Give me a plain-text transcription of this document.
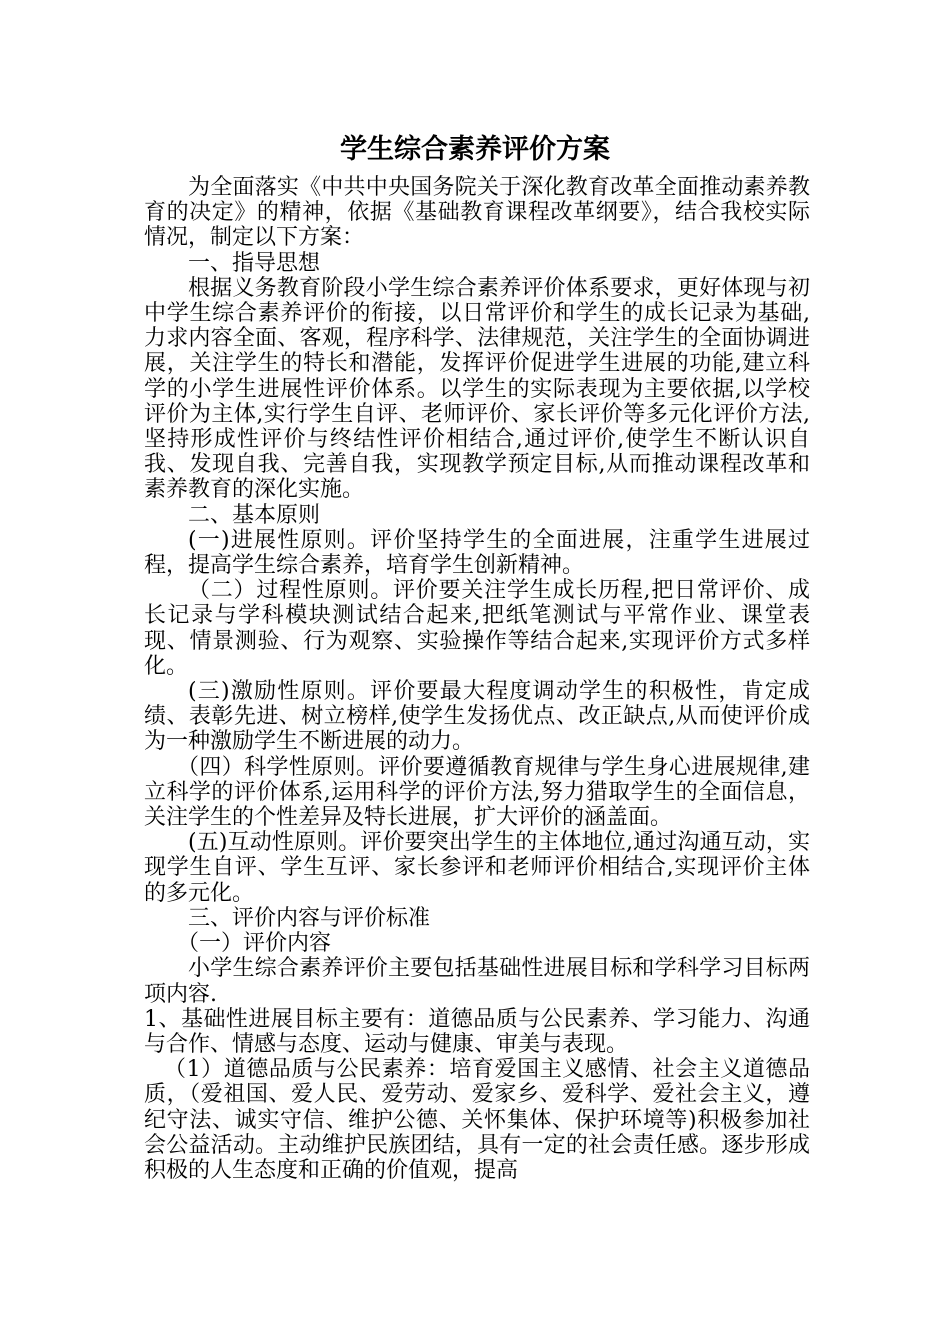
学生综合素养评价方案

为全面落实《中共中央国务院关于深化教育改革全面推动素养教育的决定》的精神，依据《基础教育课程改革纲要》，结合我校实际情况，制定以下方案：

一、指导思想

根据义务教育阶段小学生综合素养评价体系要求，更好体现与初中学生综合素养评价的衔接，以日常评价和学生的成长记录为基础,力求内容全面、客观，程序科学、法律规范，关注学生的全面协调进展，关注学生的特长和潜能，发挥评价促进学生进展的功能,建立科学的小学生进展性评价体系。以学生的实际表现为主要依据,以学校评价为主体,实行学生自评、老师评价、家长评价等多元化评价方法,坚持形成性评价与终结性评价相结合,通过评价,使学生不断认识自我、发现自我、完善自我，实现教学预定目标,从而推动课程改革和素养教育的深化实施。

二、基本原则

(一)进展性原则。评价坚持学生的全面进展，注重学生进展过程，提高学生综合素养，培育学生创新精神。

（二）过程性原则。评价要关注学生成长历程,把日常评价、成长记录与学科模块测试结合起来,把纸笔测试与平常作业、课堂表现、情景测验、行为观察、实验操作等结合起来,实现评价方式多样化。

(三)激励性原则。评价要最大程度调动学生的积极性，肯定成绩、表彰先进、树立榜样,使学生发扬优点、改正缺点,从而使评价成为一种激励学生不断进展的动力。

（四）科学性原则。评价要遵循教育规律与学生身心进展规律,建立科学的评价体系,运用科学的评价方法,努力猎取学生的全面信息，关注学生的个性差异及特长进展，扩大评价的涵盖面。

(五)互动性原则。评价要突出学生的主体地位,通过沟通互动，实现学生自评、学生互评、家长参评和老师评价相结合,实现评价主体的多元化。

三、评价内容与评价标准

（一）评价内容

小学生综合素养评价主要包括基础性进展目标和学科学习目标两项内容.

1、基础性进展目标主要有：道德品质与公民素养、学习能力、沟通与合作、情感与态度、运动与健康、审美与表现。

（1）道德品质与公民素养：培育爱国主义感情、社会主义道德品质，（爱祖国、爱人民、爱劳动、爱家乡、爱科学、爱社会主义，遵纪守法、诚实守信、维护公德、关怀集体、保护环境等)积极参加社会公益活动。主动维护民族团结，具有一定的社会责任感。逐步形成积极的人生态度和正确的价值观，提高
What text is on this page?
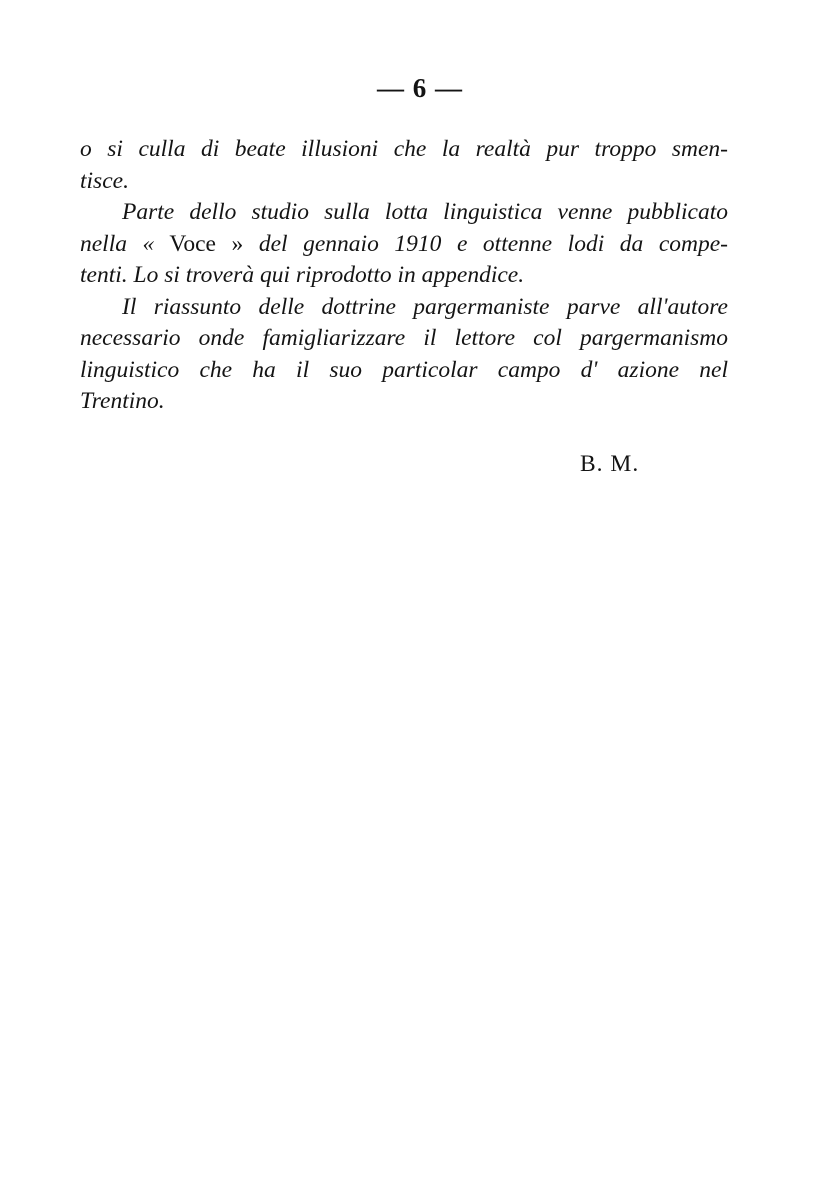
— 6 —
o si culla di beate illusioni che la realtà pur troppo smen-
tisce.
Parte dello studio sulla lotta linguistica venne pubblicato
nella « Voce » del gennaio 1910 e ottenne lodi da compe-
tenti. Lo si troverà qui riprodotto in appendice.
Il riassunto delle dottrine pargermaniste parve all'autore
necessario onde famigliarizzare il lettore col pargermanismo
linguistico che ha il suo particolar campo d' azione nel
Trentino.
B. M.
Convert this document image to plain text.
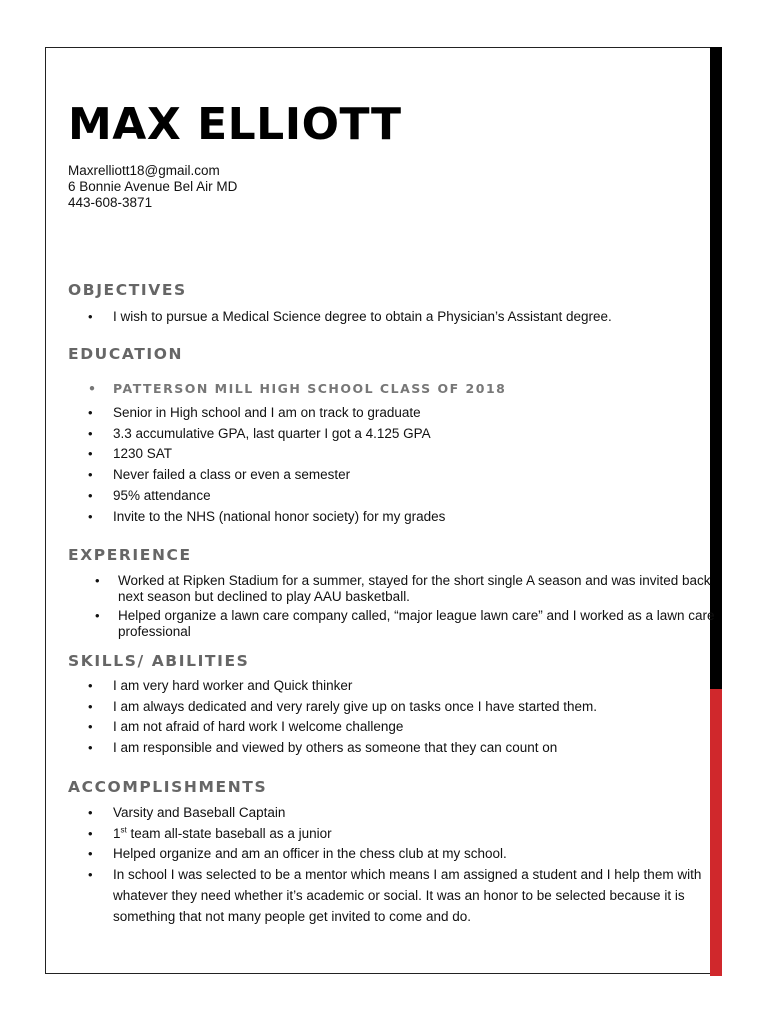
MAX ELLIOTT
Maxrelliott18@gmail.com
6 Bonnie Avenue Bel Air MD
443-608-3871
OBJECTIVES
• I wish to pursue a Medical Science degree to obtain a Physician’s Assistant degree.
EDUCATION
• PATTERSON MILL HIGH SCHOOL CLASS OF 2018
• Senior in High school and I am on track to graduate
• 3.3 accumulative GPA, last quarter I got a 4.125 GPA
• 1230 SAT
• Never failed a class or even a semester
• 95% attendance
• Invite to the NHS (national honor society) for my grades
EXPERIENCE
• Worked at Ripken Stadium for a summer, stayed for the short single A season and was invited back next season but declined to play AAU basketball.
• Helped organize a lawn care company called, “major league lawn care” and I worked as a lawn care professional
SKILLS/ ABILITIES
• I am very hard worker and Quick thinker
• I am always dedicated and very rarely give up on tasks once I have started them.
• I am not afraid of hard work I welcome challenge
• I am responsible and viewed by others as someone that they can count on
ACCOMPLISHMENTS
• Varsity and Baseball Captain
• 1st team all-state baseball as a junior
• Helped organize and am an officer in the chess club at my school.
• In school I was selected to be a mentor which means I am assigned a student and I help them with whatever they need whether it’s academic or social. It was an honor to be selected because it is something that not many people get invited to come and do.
+--
INSTRUCTIONS TO FOLLOW: Retype the entries word for word. Omit any images.

ANSWER TO THE EXERCISE:
Give me a plain-text transcription of this document.
学生综合素养评价方案

为全面落实《中共中央国务院关于深化教育改革全面推动素养教育的决定》的精神，依据《基础教育课程改革纲要》，结合我校实际情况，制定以下方案：

一、指导思想

根据义务教育阶段小学生综合素养评价体系要求，更好体现与初中学生综合素养评价的衔接，以日常评价和学生的成长记录为基础,力求内容全面、客观，程序科学、法律规范，关注学生的全面协调进展，关注学生的特长和潜能，发挥评价促进学生进展的功能,建立科学的小学生进展性评价体系。以学生的实际表现为主要依据,以学校评价为主体,实行学生自评、老师评价、家长评价等多元化评价方法,坚持形成性评价与终结性评价相结合,通过评价,使学生不断认识自我、发现自我、完善自我，实现教学预定目标,从而推动课程改革和素养教育的深化实施。

二、基本原则

(一)进展性原则。评价坚持学生的全面进展，注重学生进展过程，提高学生综合素养，培育学生创新精神。

（二）过程性原则。评价要关注学生成长历程,把日常评价、成长记录与学科模块测试结合起来,把纸笔测试与平常作业、课堂表现、情景测验、行为观察、实验操作等结合起来,实现评价方式多样化。

(三)激励性原则。评价要最大程度调动学生的积极性，肯定成绩、表彰先进、树立榜样,使学生发扬优点、改正缺点,从而使评价成为一种激励学生不断进展的动力。

（四）科学性原则。评价要遵循教育规律与学生身心进展规律,建立科学的评价体系,运用科学的评价方法,努力猎取学生的全面信息，关注学生的个性差异及特长进展，扩大评价的涵盖面。

(五)互动性原则。评价要突出学生的主体地位,通过沟通互动，实现学生自评、学生互评、家长参评和老师评价相结合,实现评价主体的多元化。

三、评价内容与评价标准

（一）评价内容

小学生综合素养评价主要包括基础性进展目标和学科学习目标两项内容.

1、基础性进展目标主要有：道德品质与公民素养、学习能力、沟通与合作、情感与态度、运动与健康、审美与表现。

（1）道德品质与公民素养：培育爱国主义感情、社会主义道德品质，（爱祖国、爱人民、爱劳动、爱家乡、爱科学、爱社会主义，遵纪守法、诚实守信、维护公德、关怀集体、保护环境等)积极参加社会公益活动。主动维护民族团结，具有一定的社会责任感。逐步形成积极的人生态度和正确的价值观，提高
What text is on this page?
— 6 —
o si culla di beate illusioni che la realtà pur troppo smen-
tisce.
Parte dello studio sulla lotta linguistica venne pubblicato
nella « Voce » del gennaio 1910 e ottenne lodi da compe-
tenti. Lo si troverà qui riprodotto in appendice.
Il riassunto delle dottrine pargermaniste parve all'autore
necessario onde famigliarizzare il lettore col pargermanismo
linguistico che ha il suo particolar campo d' azione nel
Trentino.
B. M.
Convert this document image to plain text.
MAX ELLIOTT
Maxrelliott18@gmail.com
6 Bonnie Avenue Bel Air MD
443-608-3871
OBJECTIVES
• I wish to pursue a Medical Science degree to obtain a Physician’s Assistant degree.
EDUCATION
• PATTERSON MILL HIGH SCHOOL CLASS OF 2018
• Senior in High school and I am on track to graduate
• 3.3 accumulative GPA, last quarter I got a 4.125 GPA
• 1230 SAT
• Never failed a class or even a semester
• 95% attendance
• Invite to the NHS (national honor society) for my grades
EXPERIENCE
• Worked at Ripken Stadium for a summer, stayed for the short single A season and was invited back next season but declined to play AAU basketball.
• Helped organize a lawn care company called, “major league lawn care” and I worked as a lawn care professional
SKILLS/ ABILITIES
• I am very hard worker and Quick thinker
• I am always dedicated and very rarely give up on tasks once I have started them.
• I am not afraid of hard work I welcome challenge
• I am responsible and viewed by others as someone that they can count on
ACCOMPLISHMENTS
• Varsity and Baseball Captain
• 1st team all-state baseball as a junior
• Helped organize and am an officer in the chess club at my school.
• In school I was selected to be a mentor which means I am assigned a student and I help them with whatever they need whether it’s academic or social. It was an honor to be selected because it is something that not many people get invited to come and do.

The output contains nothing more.